═══ Texte
Notre Arlequin découvre l’occident, son mode de vie, ses mentalités, ses institutions. S’étonne de tout. Donne des points de vue désappointant et désopilants. Cela rappelle un peu beaucoup le principe des « Lettres persanes » (1721) dans lesquelles Montesquieu renverse – encore un changement d’optique ! - les habitudes de voir et de penser du lecteur en prêtant la parole à un voyageur persan. C’est une occasion à peine déguisée de critiquer les moeurs et les institutions françaises. Pleine de spontanéité et mutine sans jamais verser dans le réquisitoire ni la diffamation. Mais derrière la dérision se cachent bien des vérités.
══════
═══ Items fournis
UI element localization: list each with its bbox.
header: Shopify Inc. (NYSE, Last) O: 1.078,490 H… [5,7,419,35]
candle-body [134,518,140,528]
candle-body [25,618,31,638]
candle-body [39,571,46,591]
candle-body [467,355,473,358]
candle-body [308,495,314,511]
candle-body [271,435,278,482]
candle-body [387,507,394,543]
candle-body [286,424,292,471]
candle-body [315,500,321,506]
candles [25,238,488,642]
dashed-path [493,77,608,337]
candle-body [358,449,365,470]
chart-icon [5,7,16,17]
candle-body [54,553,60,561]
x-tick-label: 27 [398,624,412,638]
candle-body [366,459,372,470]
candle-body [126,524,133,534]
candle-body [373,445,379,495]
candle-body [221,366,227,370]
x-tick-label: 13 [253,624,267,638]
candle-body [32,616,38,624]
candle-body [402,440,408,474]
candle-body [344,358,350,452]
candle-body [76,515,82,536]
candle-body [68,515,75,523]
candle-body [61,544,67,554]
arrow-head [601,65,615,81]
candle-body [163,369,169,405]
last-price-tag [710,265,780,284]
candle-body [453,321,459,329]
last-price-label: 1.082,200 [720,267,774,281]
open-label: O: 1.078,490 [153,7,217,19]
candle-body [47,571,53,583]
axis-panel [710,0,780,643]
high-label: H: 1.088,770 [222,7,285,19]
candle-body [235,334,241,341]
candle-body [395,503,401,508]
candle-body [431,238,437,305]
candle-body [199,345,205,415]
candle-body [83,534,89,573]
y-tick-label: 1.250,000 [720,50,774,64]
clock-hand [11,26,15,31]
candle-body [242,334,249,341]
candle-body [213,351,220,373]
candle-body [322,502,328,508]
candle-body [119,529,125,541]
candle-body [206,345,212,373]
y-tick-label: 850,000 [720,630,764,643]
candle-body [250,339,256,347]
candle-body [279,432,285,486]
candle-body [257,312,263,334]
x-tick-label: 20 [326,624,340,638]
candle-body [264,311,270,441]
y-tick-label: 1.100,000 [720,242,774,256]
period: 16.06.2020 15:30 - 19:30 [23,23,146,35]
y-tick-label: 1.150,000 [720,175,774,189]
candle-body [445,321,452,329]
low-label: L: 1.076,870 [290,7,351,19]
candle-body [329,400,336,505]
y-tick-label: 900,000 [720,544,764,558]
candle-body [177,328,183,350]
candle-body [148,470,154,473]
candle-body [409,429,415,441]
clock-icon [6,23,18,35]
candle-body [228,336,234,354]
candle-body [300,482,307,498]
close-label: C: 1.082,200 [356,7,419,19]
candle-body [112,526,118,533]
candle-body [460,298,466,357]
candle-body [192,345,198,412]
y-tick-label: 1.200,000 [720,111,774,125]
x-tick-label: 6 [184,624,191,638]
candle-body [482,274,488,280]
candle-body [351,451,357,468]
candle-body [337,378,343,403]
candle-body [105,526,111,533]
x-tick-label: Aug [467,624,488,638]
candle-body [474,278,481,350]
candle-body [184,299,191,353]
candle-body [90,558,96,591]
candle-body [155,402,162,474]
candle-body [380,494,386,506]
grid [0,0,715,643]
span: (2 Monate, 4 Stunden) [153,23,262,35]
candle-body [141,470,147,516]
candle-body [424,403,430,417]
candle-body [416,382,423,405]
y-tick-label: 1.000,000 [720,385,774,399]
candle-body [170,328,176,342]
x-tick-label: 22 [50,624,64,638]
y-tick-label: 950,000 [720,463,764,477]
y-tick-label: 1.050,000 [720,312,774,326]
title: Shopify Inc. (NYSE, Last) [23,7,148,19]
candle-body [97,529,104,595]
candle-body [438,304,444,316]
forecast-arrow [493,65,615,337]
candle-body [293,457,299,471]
══════
> _Consigne_
Répondez à ces questions d'après le texte :
1. Qu'est-ce qu'Arlequin découvre ?
2. De quelle année datent les « Lettres persanes » ?
3. À qui Montesquieu prête-t-il la parole dans cet ouvrage ?

> _Réponse rédigée_
1. L'occident, son mode de vie, ses mentalités et ses institutions.
2. De 1721.
3. À un voyageur persan.